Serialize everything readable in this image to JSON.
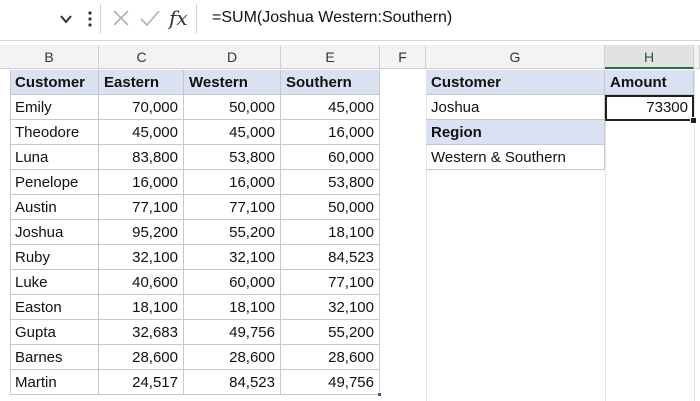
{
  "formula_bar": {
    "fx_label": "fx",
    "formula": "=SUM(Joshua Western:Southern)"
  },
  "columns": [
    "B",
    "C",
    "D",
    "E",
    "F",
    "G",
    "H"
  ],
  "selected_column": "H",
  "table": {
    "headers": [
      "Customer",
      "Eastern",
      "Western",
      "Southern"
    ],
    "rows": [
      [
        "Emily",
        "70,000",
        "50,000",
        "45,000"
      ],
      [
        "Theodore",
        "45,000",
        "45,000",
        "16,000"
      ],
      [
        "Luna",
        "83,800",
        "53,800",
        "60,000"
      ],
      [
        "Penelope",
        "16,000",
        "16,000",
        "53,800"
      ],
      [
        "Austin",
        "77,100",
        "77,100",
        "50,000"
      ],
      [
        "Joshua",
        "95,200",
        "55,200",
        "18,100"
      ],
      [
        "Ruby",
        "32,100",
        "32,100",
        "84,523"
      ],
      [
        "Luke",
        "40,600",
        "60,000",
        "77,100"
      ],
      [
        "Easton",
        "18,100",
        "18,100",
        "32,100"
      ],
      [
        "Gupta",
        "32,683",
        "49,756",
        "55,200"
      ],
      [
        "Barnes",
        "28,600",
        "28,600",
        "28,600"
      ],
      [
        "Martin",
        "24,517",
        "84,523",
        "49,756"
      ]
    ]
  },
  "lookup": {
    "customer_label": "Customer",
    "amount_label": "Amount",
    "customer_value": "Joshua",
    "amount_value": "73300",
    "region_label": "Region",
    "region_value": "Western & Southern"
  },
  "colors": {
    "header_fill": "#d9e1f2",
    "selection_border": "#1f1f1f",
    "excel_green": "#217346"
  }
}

● ● ●

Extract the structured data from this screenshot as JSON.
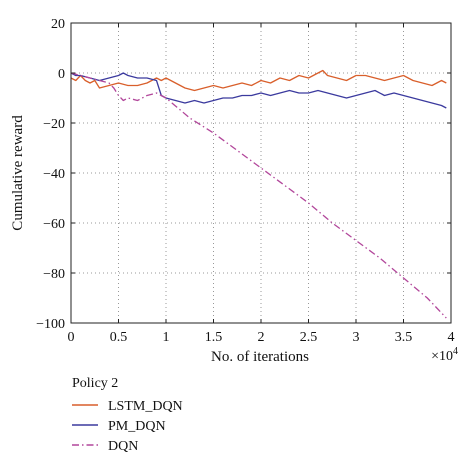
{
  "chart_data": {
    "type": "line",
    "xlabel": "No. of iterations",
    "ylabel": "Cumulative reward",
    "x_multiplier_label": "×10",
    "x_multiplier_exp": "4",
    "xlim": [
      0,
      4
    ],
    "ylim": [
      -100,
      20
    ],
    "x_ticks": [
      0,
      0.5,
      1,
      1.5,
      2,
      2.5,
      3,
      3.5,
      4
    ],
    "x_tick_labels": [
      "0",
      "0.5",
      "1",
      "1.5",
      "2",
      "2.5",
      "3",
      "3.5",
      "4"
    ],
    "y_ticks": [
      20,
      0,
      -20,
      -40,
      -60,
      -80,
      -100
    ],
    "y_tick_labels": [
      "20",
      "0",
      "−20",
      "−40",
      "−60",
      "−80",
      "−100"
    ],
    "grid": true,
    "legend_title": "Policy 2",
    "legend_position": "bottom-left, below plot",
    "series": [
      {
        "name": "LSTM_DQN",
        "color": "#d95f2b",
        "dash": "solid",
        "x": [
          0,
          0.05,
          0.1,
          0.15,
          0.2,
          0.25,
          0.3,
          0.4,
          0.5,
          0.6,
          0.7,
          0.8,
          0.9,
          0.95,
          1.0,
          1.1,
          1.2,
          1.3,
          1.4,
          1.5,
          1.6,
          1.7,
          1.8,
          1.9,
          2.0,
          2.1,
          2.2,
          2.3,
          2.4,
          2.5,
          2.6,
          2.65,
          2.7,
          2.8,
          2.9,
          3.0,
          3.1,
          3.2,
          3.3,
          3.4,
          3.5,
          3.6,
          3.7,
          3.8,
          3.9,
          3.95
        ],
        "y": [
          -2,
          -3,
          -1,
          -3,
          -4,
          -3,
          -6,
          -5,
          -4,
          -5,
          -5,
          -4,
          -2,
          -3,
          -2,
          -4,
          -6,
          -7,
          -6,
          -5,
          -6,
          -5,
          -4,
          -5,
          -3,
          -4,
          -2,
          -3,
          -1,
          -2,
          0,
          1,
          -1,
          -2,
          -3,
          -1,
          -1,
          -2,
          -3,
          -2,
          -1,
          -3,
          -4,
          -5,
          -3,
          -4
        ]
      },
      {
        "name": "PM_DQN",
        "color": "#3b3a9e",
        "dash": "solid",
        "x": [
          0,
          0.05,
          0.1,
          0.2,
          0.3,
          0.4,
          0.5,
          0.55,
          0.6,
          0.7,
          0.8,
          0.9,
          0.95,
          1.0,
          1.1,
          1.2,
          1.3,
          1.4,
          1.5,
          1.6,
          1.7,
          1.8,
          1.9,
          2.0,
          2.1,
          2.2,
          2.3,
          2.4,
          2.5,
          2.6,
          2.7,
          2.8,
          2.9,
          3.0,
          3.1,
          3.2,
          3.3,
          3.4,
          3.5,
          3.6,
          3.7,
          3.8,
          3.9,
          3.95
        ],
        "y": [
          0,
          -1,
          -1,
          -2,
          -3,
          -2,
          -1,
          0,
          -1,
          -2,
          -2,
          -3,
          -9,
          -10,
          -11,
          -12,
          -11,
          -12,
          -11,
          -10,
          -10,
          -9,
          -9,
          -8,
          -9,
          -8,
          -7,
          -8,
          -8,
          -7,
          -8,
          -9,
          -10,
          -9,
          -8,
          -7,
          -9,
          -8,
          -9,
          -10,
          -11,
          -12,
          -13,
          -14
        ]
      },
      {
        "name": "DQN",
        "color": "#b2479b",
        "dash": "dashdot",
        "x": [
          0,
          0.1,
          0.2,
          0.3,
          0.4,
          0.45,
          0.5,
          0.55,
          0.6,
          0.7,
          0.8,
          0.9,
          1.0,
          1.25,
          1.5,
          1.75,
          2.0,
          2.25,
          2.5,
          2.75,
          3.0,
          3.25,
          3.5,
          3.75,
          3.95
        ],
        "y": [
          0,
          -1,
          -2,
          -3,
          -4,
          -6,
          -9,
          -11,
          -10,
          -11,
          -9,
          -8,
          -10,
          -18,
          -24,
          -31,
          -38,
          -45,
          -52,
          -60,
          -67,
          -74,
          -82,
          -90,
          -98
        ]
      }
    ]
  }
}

● ● ●

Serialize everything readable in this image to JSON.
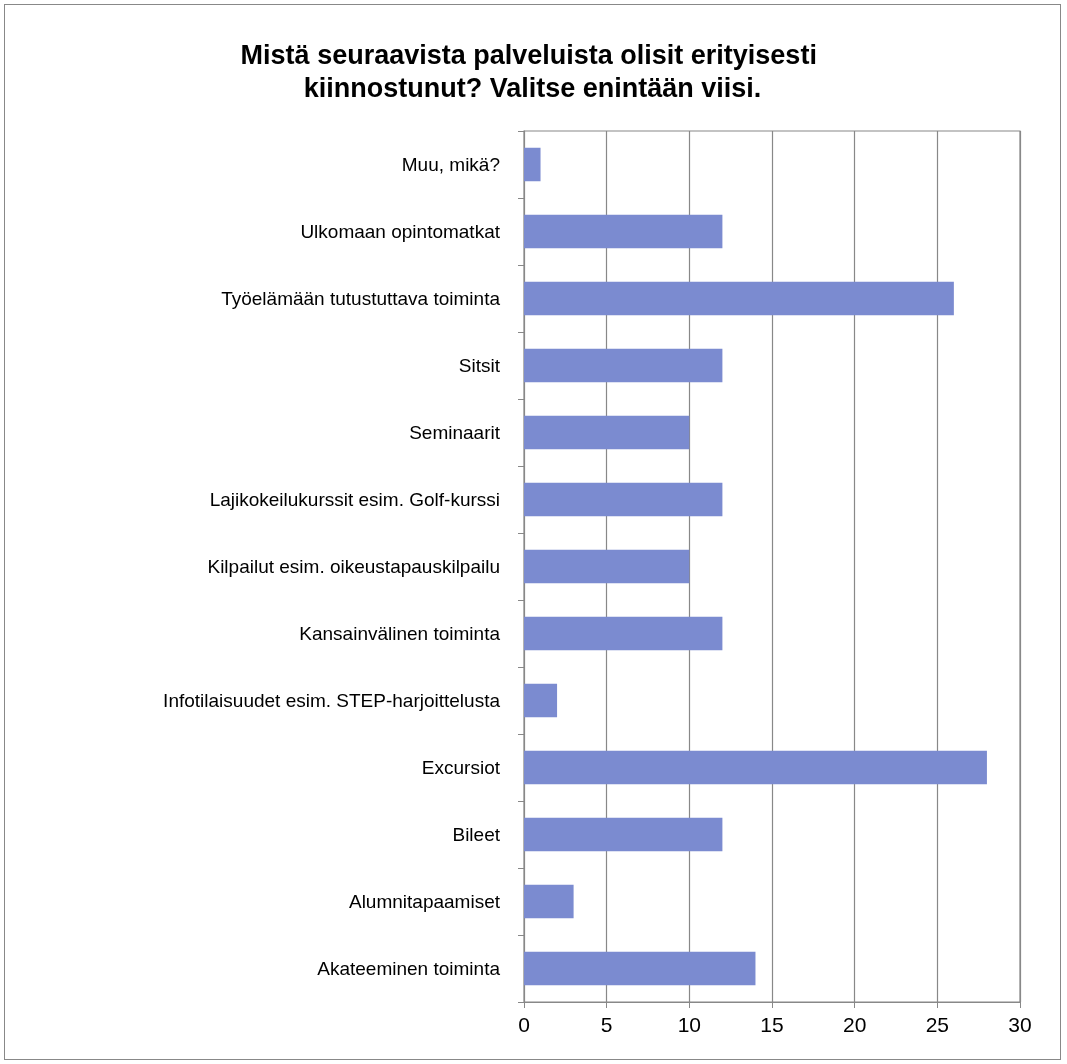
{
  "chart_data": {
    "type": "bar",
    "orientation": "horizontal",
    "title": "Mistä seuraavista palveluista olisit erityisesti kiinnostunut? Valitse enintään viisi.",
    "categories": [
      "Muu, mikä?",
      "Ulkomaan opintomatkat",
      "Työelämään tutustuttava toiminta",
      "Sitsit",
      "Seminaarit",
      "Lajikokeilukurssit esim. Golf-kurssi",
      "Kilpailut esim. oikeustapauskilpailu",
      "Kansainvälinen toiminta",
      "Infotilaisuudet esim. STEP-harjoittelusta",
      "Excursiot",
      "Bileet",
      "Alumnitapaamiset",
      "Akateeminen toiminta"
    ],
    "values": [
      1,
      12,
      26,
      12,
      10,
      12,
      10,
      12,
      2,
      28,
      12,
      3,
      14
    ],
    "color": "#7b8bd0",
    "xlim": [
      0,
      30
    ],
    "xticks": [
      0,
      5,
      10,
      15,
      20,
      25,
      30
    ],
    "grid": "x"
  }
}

● ● ●

**WHAT IS EXPECTED**
Pull out every line in the data above that has the word "Joshua".

**FINAL RESULT**
    "formula": "=SUM(Joshua Western:Southern)"
        "Joshua",
    "customer_value": "Joshua",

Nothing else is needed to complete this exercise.